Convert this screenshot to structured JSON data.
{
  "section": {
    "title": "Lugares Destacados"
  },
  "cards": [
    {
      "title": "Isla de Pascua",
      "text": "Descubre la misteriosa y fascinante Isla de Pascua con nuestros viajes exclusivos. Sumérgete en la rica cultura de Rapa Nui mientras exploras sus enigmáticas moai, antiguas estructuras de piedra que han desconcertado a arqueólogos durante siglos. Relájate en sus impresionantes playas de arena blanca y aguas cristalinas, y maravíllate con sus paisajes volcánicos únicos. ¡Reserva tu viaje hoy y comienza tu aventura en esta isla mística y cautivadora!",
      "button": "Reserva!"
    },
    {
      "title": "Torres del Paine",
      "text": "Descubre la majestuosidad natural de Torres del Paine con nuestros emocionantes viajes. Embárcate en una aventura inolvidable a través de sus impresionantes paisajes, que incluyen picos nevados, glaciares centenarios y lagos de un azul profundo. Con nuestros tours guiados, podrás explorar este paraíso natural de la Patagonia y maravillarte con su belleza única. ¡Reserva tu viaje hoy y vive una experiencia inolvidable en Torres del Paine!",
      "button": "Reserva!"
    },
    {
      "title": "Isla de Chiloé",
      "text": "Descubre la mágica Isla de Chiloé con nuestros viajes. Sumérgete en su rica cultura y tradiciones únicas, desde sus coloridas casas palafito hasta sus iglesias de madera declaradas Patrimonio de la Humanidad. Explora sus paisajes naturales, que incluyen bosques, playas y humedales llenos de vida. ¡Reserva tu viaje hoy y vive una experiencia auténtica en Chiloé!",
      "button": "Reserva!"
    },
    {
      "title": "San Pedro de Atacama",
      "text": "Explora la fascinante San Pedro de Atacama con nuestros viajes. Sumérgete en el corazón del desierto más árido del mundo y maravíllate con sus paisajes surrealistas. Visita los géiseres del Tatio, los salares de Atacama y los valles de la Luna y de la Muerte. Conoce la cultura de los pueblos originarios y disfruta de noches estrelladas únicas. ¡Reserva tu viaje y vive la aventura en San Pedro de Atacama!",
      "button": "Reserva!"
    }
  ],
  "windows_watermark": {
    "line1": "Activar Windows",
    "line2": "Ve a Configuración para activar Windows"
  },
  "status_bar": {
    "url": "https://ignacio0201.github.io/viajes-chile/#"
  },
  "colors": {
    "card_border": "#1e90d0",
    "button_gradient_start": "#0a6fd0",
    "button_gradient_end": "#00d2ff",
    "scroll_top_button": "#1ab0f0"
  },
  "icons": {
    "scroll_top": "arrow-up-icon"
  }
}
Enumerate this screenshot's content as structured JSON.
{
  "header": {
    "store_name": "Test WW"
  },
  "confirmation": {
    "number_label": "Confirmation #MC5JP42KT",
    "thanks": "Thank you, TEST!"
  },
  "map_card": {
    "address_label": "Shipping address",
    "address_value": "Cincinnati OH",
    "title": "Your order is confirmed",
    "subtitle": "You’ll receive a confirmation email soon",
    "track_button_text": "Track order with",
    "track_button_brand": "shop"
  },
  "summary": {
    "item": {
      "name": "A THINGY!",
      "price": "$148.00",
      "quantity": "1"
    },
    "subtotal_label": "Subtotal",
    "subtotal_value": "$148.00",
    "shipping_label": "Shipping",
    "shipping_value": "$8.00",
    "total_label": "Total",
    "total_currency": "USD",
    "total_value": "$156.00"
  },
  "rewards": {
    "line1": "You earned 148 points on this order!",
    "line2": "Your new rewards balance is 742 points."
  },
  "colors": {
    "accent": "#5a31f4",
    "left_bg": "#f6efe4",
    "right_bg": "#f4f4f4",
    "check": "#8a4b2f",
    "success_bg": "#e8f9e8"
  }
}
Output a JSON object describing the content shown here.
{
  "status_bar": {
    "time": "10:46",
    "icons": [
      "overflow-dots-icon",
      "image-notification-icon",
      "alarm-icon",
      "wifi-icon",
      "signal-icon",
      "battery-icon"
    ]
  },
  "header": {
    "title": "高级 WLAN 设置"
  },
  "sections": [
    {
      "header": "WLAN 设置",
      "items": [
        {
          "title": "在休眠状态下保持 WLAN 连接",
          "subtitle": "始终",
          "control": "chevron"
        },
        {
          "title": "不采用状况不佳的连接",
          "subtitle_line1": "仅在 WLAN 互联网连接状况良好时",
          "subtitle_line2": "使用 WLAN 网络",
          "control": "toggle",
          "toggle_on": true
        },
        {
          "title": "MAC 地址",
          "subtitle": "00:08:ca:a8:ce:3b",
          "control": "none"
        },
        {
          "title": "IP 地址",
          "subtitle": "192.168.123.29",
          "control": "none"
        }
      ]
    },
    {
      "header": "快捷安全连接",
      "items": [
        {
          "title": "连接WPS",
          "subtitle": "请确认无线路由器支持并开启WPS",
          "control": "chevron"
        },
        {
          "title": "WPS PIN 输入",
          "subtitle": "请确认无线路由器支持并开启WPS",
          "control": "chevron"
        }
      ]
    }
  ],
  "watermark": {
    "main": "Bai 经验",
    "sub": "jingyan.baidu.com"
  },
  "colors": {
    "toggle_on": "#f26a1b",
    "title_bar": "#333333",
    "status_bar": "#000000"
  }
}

..............................

Required work
Counting only lines of the data above that hold "JSON", report the total and nothing else.

Exercise result
3